== STATED PROBLEM ==
Lines that hold the string "Ximena" are to be counted; give only their number.

-- START EXERCISE INPUTS --

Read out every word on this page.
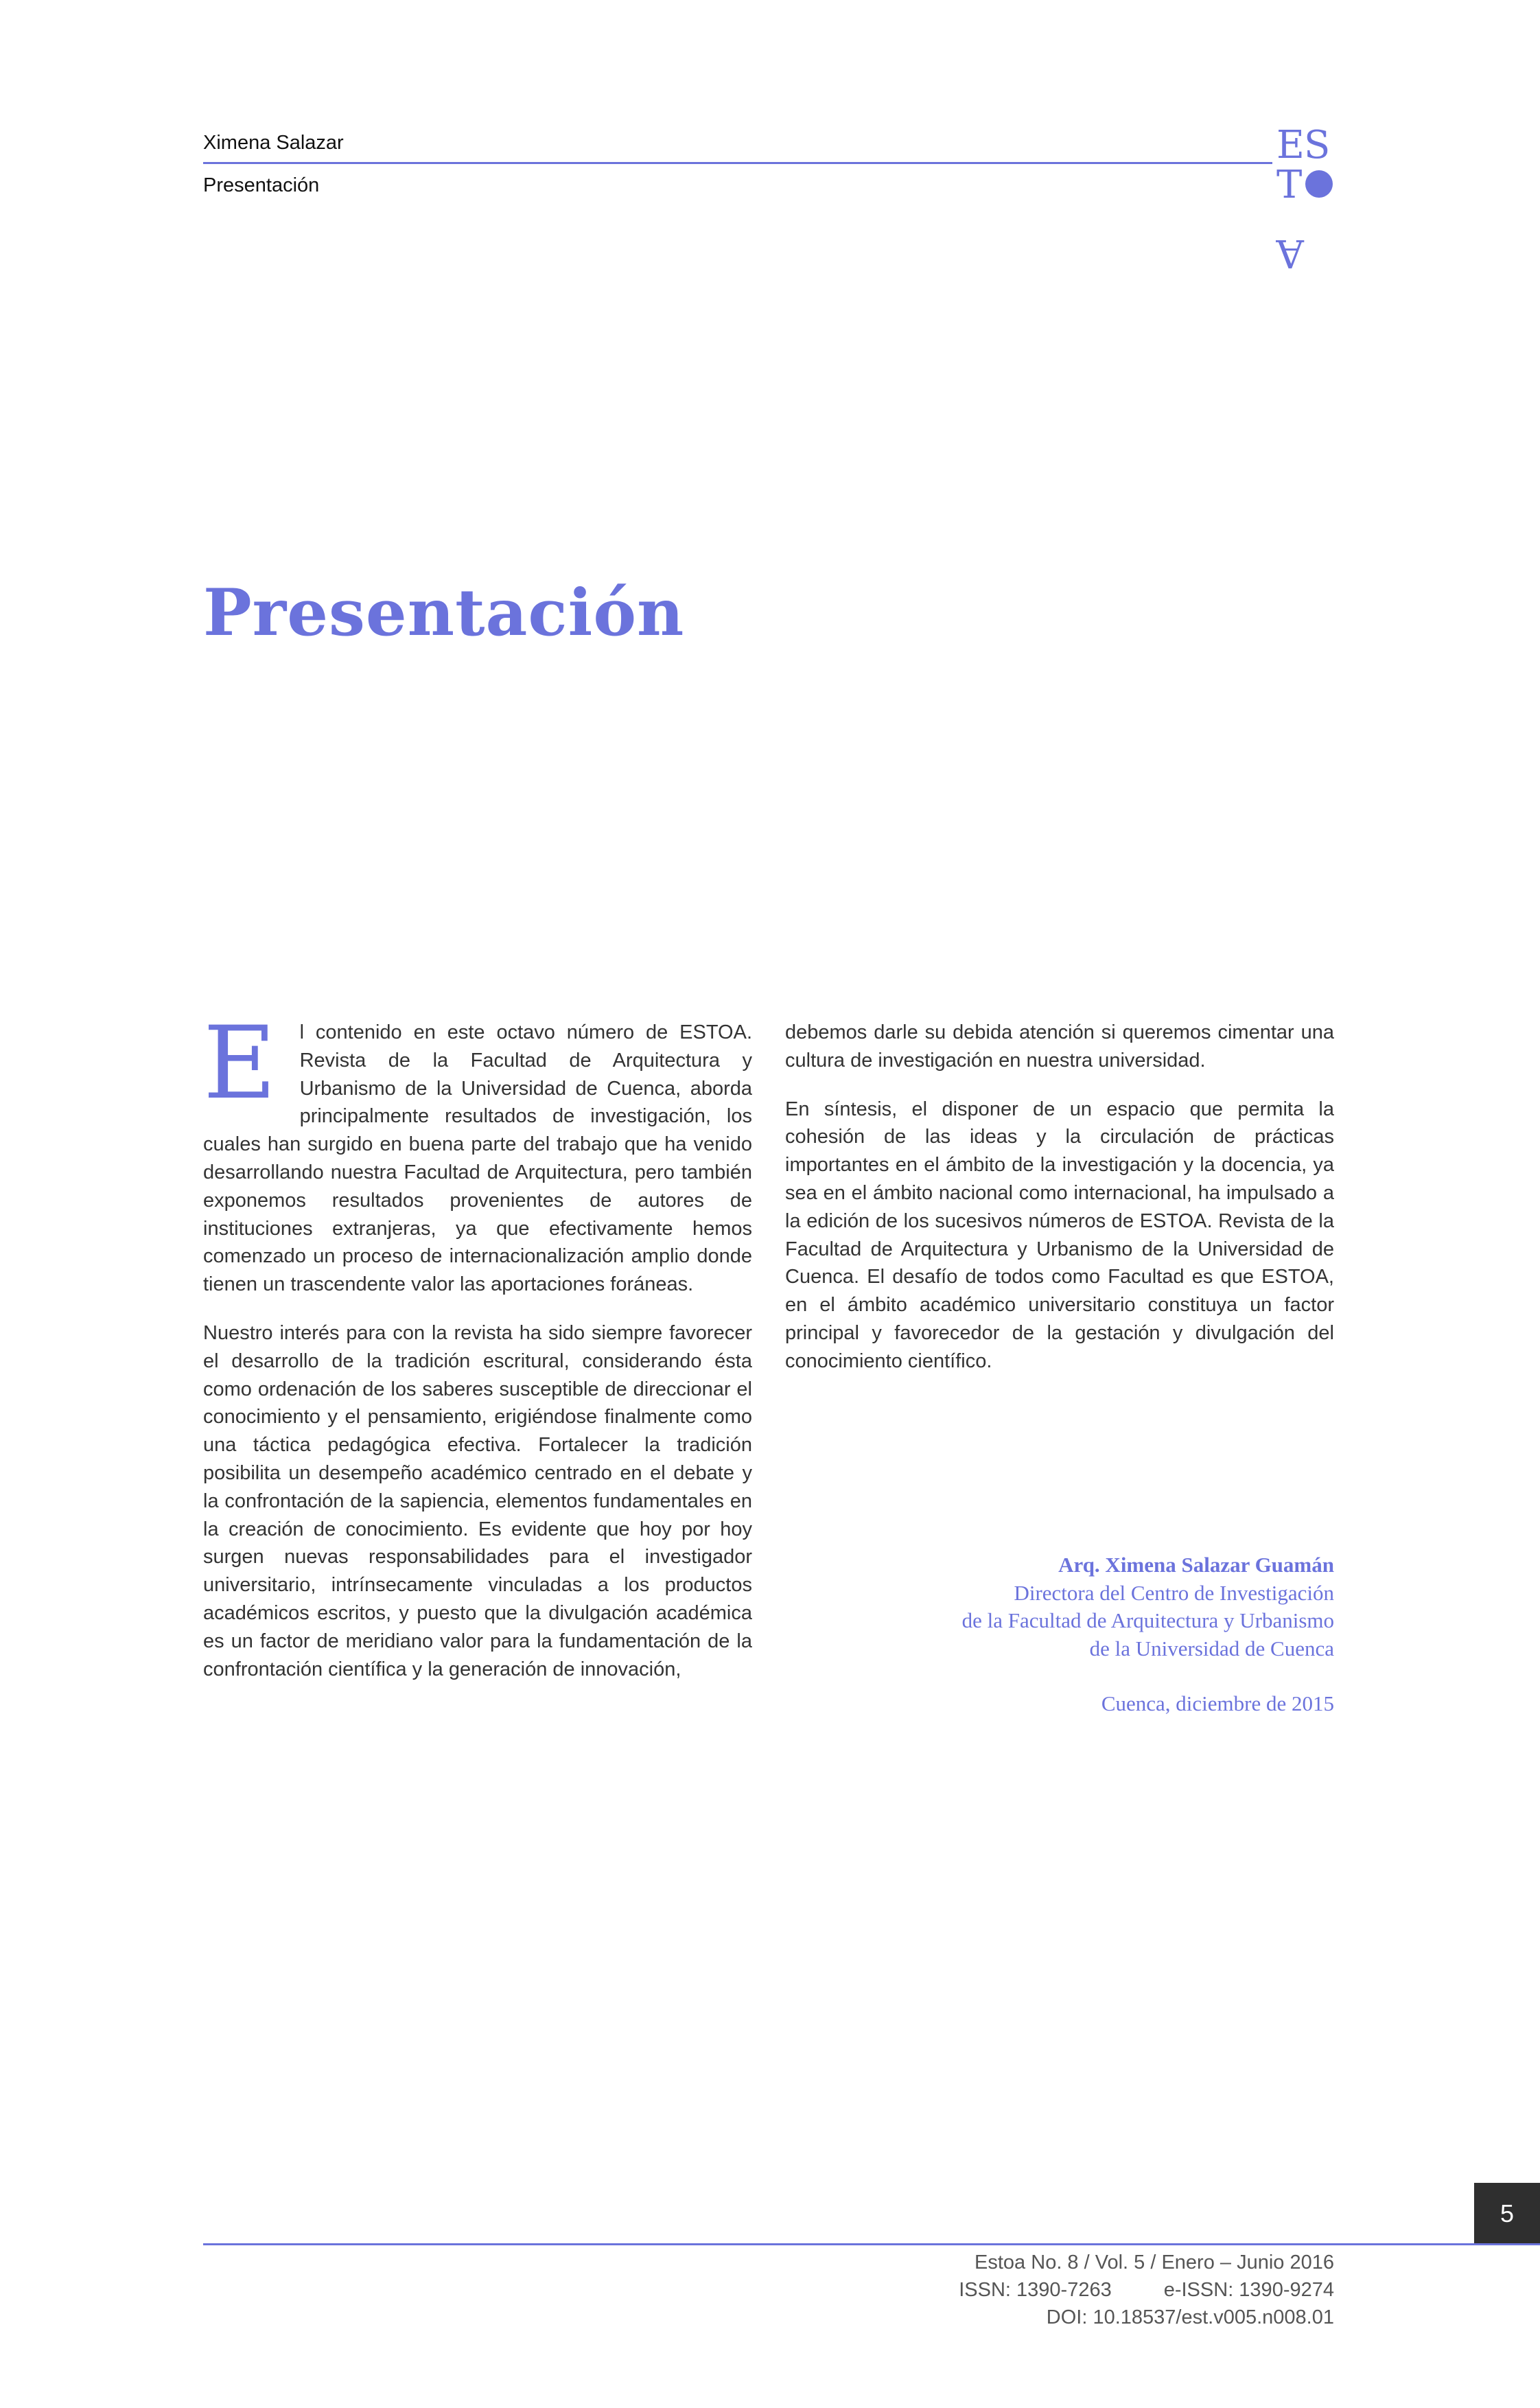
Ximena Salazar
Presentación
E S
T
A
Presentación

E l contenido en este octavo número de ESTOA. Revista de la Facultad de Arquitectura y Urbanismo de la Universidad de Cuenca, aborda principalmente resultados de investigación, los cuales han surgido en buena parte del trabajo que ha venido desarrollando nuestra Facultad de Arquitectura, pero también exponemos resultados provenientes de autores de instituciones extranjeras, ya que efectivamente hemos comenzado un proceso de internacionalización amplio donde tienen un trascendente valor las aportaciones foráneas.

Nuestro interés para con la revista ha sido siempre favorecer el desarrollo de la tradición escritural, considerando ésta como ordenación de los saberes susceptible de direccionar el conocimiento y el pensamiento, erigiéndose finalmente como una táctica pedagógica efectiva. Fortalecer la tradición posibilita un desempeño académico centrado en el debate y la confrontación de la sapiencia, elementos fundamentales en la creación de conocimiento. Es evidente que hoy por hoy surgen nuevas responsabilidades para el investigador universitario, intrínsecamente vinculadas a los productos académicos escritos, y puesto que la divulgación académica es un factor de meridiano valor para la fundamentación de la confrontación científica y la generación de innovación,

debemos darle su debida atención si queremos cimentar una cultura de investigación en nuestra universidad.

En síntesis, el disponer de un espacio que permita la cohesión de las ideas y la circulación de prácticas importantes en el ámbito de la investigación y la docencia, ya sea en el ámbito nacional como internacional, ha impulsado a la edición de los sucesivos números de ESTOA. Revista de la Facultad de Arquitectura y Urbanismo de la Universidad de Cuenca. El desafío de todos como Facultad es que ESTOA, en el ámbito académico universitario constituya un factor principal y favorecedor de la gestación y divulgación del conocimiento científico.

Arq. Ximena Salazar Guamán
Directora del Centro de Investigación
de la Facultad de Arquitectura y Urbanismo
de la Universidad de Cuenca
Cuenca, diciembre de 2015
5
Estoa No. 8 / Vol. 5 / Enero – Junio 2016
ISSN: 1390-7263	e-ISSN: 1390-9274
DOI: 10.18537/est.v005.n008.01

-- END EXERCISE INPUTS --

== ANSWER FOR THIS EXERCISE ==
2